>>>

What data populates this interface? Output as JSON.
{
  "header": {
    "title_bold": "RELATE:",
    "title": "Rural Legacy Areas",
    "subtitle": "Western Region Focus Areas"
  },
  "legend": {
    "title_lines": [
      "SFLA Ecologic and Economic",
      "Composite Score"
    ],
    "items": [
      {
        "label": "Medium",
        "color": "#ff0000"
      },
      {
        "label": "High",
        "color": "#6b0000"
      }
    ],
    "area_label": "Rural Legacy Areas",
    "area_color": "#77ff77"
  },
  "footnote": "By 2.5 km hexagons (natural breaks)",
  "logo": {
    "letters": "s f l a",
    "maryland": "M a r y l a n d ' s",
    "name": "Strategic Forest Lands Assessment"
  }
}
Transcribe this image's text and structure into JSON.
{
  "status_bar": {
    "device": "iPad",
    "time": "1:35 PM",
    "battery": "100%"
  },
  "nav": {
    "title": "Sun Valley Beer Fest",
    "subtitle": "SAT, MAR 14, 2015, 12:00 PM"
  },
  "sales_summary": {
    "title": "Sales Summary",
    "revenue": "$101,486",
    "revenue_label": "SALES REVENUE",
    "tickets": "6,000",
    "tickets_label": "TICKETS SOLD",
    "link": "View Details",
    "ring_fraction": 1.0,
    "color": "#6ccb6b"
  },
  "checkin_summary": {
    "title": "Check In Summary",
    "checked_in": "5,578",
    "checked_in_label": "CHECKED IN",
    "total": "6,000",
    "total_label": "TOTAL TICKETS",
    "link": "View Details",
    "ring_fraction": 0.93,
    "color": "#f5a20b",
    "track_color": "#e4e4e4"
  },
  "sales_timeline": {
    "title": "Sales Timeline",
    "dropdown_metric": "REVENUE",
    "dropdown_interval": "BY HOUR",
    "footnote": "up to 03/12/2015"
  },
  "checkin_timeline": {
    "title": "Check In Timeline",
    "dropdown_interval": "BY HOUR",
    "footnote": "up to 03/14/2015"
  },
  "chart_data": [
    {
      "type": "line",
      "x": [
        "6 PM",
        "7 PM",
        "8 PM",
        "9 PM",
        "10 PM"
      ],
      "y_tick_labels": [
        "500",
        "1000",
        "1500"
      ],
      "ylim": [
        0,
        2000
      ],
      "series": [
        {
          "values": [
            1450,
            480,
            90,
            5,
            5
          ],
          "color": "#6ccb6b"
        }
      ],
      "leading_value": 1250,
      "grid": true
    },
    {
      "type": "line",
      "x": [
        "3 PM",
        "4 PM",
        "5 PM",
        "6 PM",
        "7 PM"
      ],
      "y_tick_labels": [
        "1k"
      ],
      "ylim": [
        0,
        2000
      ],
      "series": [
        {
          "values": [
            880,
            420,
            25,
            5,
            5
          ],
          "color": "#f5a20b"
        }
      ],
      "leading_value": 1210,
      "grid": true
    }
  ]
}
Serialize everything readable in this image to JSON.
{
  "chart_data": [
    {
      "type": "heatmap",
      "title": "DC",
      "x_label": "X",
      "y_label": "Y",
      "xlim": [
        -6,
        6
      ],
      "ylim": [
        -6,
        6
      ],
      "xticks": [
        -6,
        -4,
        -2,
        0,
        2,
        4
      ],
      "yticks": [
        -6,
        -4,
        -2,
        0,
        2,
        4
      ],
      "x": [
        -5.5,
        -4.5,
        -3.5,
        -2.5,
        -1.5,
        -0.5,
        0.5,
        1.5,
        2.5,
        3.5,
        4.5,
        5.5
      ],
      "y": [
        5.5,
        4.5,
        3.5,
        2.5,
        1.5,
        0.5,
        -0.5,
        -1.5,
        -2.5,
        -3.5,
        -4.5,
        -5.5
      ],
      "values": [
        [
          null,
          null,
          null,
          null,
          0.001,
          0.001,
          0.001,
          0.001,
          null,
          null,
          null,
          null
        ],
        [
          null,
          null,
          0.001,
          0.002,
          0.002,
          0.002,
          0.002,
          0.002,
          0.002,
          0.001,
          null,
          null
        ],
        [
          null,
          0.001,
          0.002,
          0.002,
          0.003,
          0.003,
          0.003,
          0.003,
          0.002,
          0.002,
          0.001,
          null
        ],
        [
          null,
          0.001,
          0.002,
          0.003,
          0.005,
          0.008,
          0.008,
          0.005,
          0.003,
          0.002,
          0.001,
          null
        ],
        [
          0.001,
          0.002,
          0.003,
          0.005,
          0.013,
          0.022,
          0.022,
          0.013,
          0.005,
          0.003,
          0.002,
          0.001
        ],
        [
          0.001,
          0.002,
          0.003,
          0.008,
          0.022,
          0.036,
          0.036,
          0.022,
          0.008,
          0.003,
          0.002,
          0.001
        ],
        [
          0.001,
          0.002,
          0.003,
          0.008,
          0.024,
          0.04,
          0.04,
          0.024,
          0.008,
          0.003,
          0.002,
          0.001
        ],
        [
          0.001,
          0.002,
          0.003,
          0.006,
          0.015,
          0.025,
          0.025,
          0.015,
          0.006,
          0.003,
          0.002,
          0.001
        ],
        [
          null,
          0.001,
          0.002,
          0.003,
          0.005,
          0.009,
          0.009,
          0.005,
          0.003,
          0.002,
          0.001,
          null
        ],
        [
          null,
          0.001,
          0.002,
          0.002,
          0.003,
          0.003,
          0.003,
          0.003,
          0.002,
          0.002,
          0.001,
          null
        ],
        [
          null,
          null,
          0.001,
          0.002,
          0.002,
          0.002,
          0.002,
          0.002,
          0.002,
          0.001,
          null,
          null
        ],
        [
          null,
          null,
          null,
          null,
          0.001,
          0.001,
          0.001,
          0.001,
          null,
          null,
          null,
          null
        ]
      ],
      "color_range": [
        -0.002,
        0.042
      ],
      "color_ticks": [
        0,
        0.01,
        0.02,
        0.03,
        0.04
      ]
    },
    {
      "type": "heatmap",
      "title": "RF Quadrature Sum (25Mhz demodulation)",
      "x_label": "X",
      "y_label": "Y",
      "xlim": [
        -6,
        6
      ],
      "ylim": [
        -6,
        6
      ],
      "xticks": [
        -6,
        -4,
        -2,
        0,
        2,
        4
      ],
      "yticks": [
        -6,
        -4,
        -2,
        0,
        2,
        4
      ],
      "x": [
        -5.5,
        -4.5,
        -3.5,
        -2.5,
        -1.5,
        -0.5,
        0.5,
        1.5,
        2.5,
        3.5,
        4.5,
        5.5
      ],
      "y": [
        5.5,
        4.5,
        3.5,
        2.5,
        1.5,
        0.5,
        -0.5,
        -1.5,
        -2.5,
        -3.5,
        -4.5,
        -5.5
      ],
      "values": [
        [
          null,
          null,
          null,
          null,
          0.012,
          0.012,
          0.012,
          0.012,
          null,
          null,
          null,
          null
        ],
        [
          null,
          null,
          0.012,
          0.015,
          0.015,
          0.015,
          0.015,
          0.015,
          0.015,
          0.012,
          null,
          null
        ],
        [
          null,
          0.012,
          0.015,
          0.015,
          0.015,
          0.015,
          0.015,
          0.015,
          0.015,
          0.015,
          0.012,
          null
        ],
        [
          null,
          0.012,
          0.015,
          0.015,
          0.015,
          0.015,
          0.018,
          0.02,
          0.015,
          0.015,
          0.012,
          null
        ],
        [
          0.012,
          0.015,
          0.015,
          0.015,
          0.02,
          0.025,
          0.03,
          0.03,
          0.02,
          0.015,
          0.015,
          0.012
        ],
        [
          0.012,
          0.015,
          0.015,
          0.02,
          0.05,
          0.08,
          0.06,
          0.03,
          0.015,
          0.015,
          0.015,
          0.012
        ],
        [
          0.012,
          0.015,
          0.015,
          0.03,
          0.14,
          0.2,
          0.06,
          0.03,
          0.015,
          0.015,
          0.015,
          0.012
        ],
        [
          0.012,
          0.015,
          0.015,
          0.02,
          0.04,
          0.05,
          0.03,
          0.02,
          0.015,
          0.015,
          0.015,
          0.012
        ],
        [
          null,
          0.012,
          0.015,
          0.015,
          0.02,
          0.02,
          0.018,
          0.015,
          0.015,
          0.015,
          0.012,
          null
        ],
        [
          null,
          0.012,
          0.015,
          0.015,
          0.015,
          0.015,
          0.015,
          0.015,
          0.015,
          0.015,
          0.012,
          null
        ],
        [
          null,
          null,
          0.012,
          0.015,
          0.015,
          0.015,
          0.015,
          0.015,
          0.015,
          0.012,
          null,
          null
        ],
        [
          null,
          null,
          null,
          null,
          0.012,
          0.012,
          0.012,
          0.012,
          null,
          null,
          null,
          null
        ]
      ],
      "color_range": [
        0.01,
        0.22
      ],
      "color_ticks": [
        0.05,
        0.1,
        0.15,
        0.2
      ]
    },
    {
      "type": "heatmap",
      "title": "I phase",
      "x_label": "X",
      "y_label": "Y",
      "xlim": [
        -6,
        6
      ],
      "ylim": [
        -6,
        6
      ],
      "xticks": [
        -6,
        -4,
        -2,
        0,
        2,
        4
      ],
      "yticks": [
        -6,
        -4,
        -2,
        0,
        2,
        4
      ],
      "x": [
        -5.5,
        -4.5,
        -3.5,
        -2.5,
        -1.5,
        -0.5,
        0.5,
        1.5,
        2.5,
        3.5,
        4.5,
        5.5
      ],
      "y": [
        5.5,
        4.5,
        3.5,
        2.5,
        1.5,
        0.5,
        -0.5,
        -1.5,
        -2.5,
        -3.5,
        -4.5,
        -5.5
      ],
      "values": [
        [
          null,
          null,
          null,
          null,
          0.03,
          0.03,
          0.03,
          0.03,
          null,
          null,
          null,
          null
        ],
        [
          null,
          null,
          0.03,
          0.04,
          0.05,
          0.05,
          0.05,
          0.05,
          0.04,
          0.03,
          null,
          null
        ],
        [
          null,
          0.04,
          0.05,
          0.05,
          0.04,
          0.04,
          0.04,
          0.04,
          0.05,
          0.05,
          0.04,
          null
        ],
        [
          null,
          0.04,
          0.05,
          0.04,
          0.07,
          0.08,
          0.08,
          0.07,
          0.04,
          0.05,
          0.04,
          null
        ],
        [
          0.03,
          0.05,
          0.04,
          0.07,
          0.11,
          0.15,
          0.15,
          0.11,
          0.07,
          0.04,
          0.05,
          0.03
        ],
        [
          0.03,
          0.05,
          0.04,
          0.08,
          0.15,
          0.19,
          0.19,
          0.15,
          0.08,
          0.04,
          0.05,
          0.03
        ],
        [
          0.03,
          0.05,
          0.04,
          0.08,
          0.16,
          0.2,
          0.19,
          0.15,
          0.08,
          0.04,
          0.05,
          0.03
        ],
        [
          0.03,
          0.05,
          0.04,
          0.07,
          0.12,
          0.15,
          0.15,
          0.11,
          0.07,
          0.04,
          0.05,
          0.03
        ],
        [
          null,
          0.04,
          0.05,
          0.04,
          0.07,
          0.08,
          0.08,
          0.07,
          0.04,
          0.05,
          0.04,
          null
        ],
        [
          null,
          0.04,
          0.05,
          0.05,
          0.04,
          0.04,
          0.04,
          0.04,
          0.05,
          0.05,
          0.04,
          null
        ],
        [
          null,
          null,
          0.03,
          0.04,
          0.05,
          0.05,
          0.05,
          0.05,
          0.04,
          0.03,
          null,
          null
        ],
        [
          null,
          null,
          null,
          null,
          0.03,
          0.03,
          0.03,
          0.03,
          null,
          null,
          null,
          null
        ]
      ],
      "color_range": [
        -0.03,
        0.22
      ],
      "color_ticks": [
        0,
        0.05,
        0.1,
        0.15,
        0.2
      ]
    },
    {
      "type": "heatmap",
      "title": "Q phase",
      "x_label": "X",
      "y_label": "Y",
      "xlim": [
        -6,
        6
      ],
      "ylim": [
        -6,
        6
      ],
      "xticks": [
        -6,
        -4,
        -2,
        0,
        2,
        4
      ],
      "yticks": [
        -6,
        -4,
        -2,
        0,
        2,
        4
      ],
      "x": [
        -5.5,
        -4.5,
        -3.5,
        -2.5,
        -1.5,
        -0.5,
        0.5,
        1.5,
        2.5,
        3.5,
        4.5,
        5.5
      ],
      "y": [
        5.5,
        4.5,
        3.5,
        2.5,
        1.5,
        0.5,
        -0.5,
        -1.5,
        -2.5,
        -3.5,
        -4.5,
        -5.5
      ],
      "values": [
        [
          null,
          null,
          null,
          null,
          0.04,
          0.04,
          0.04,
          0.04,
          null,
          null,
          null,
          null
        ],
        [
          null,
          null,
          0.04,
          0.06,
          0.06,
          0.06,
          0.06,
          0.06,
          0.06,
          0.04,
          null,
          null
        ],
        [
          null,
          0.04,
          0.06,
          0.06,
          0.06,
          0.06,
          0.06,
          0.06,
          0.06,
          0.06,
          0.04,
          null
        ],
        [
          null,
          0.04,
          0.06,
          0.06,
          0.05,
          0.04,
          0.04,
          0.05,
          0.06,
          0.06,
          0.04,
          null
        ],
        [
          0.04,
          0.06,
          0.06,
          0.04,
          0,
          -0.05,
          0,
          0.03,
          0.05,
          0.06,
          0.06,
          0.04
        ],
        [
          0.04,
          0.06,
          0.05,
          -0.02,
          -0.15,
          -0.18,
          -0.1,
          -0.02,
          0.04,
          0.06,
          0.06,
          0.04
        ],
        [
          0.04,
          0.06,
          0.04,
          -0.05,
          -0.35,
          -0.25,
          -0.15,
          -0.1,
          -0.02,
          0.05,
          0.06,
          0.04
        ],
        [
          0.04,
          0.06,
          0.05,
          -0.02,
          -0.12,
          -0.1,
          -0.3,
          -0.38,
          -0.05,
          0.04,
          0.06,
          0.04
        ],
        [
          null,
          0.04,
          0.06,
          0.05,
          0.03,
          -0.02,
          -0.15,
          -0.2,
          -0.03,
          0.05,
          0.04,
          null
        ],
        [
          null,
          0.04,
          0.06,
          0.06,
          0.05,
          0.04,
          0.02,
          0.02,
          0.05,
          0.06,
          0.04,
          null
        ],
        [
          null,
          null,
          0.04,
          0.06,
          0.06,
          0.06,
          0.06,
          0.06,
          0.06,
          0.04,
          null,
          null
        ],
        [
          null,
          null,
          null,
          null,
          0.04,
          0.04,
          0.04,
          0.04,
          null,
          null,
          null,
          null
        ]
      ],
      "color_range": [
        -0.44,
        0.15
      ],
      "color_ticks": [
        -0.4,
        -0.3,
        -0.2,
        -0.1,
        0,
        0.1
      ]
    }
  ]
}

<<<

▶ [STATED EXERCISE]
Search the entries for the string "this" and collect each line that has it.

▶ [CORRECT RESULT]
What data populates this interface? Output as JSON.
Transcribe this image's text and structure into JSON.
Serialize everything readable in this image to JSON.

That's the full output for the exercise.